%%

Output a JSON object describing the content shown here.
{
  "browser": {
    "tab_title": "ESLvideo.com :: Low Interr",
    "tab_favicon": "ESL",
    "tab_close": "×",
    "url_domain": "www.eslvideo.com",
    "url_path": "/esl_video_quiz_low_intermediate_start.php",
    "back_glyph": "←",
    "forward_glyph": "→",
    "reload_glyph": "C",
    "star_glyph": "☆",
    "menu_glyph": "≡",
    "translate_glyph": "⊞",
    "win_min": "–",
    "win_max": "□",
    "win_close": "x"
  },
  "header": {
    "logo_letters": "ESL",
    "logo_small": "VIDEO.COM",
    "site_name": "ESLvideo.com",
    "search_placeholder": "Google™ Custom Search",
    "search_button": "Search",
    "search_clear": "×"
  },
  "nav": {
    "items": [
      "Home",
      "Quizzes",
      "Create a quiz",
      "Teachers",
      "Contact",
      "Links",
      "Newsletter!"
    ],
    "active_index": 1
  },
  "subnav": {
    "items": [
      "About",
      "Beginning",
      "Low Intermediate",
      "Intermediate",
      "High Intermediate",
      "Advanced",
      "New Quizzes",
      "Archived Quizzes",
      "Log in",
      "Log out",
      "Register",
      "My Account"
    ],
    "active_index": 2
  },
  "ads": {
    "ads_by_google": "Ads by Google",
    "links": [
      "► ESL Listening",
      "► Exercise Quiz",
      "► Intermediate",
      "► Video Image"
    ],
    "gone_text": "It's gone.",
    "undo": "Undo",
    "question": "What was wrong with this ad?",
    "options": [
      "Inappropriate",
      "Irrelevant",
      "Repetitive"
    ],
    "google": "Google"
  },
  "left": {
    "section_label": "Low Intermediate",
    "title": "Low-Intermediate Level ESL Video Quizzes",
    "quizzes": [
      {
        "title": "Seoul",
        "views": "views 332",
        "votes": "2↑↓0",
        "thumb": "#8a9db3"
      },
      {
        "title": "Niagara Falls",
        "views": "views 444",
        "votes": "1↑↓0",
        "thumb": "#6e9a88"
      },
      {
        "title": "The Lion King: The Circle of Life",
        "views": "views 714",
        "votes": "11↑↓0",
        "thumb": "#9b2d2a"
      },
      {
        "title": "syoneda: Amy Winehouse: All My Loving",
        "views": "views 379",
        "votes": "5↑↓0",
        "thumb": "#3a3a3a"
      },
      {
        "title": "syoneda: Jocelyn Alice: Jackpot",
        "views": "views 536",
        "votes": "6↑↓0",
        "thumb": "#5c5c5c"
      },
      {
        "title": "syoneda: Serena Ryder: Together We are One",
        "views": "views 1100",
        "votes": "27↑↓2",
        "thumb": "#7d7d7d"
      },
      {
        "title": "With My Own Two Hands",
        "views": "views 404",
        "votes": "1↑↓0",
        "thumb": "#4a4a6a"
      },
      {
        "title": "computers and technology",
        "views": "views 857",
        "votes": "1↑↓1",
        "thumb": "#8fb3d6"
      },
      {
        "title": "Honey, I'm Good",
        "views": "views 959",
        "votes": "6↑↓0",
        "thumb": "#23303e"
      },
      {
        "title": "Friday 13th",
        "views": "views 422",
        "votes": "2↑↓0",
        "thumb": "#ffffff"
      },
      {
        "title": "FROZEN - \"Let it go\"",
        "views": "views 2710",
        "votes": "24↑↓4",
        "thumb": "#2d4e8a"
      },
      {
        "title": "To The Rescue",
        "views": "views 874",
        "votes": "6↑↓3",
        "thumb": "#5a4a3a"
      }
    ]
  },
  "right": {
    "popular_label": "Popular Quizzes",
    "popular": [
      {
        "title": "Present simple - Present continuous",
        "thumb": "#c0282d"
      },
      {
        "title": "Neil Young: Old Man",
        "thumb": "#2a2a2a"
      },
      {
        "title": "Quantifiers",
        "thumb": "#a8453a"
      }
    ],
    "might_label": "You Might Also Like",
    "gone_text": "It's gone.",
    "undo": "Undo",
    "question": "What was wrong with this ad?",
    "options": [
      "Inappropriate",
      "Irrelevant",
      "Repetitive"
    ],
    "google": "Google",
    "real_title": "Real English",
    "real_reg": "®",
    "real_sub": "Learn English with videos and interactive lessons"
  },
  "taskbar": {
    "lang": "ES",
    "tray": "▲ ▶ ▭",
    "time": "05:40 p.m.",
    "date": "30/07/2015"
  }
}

%%

### TASK:
Nothing should be changed: write out all of the data as is.

### REPLY TO THE TASK:
Output a JSON object describing the content shown here.
{
  "browser": {
    "tab_title": "ESLvideo.com :: Low Interr",
    "tab_favicon": "ESL",
    "tab_close": "×",
    "url_domain": "www.eslvideo.com",
    "url_path": "/esl_video_quiz_low_intermediate_start.php",
    "back_glyph": "←",
    "forward_glyph": "→",
    "reload_glyph": "C",
    "star_glyph": "☆",
    "menu_glyph": "≡",
    "translate_glyph": "⊞",
    "win_min": "–",
    "win_max": "□",
    "win_close": "x"
  },
  "header": {
    "logo_letters": "ESL",
    "logo_small": "VIDEO.COM",
    "site_name": "ESLvideo.com",
    "search_placeholder": "Google™ Custom Search",
    "search_button": "Search",
    "search_clear": "×"
  },
  "nav": {
    "items": [
      "Home",
      "Quizzes",
      "Create a quiz",
      "Teachers",
      "Contact",
      "Links",
      "Newsletter!"
    ],
    "active_index": 1
  },
  "subnav": {
    "items": [
      "About",
      "Beginning",
      "Low Intermediate",
      "Intermediate",
      "High Intermediate",
      "Advanced",
      "New Quizzes",
      "Archived Quizzes",
      "Log in",
      "Log out",
      "Register",
      "My Account"
    ],
    "active_index": 2
  },
  "ads": {
    "ads_by_google": "Ads by Google",
    "links": [
      "► ESL Listening",
      "► Exercise Quiz",
      "► Intermediate",
      "► Video Image"
    ],
    "gone_text": "It's gone.",
    "undo": "Undo",
    "question": "What was wrong with this ad?",
    "options": [
      "Inappropriate",
      "Irrelevant",
      "Repetitive"
    ],
    "google": "Google"
  },
  "left": {
    "section_label": "Low Intermediate",
    "title": "Low-Intermediate Level ESL Video Quizzes",
    "quizzes": [
      {
        "title": "Seoul",
        "views": "views 332",
        "votes": "2↑↓0",
        "thumb": "#8a9db3"
      },
      {
        "title": "Niagara Falls",
        "views": "views 444",
        "votes": "1↑↓0",
        "thumb": "#6e9a88"
      },
      {
        "title": "The Lion King: The Circle of Life",
        "views": "views 714",
        "votes": "11↑↓0",
        "thumb": "#9b2d2a"
      },
      {
        "title": "syoneda: Amy Winehouse: All My Loving",
        "views": "views 379",
        "votes": "5↑↓0",
        "thumb": "#3a3a3a"
      },
      {
        "title": "syoneda: Jocelyn Alice: Jackpot",
        "views": "views 536",
        "votes": "6↑↓0",
        "thumb": "#5c5c5c"
      },
      {
        "title": "syoneda: Serena Ryder: Together We are One",
        "views": "views 1100",
        "votes": "27↑↓2",
        "thumb": "#7d7d7d"
      },
      {
        "title": "With My Own Two Hands",
        "views": "views 404",
        "votes": "1↑↓0",
        "thumb": "#4a4a6a"
      },
      {
        "title": "computers and technology",
        "views": "views 857",
        "votes": "1↑↓1",
        "thumb": "#8fb3d6"
      },
      {
        "title": "Honey, I'm Good",
        "views": "views 959",
        "votes": "6↑↓0",
        "thumb": "#23303e"
      },
      {
        "title": "Friday 13th",
        "views": "views 422",
        "votes": "2↑↓0",
        "thumb": "#ffffff"
      },
      {
        "title": "FROZEN - \"Let it go\"",
        "views": "views 2710",
        "votes": "24↑↓4",
        "thumb": "#2d4e8a"
      },
      {
        "title": "To The Rescue",
        "views": "views 874",
        "votes": "6↑↓3",
        "thumb": "#5a4a3a"
      }
    ]
  },
  "right": {
    "popular_label": "Popular Quizzes",
    "popular": [
      {
        "title": "Present simple - Present continuous",
        "thumb": "#c0282d"
      },
      {
        "title": "Neil Young: Old Man",
        "thumb": "#2a2a2a"
      },
      {
        "title": "Quantifiers",
        "thumb": "#a8453a"
      }
    ],
    "might_label": "You Might Also Like",
    "gone_text": "It's gone.",
    "undo": "Undo",
    "question": "What was wrong with this ad?",
    "options": [
      "Inappropriate",
      "Irrelevant",
      "Repetitive"
    ],
    "google": "Google",
    "real_title": "Real English",
    "real_reg": "®",
    "real_sub": "Learn English with videos and interactive lessons"
  },
  "taskbar": {
    "lang": "ES",
    "tray": "▲ ▶ ▭",
    "time": "05:40 p.m.",
    "date": "30/07/2015"
  }
}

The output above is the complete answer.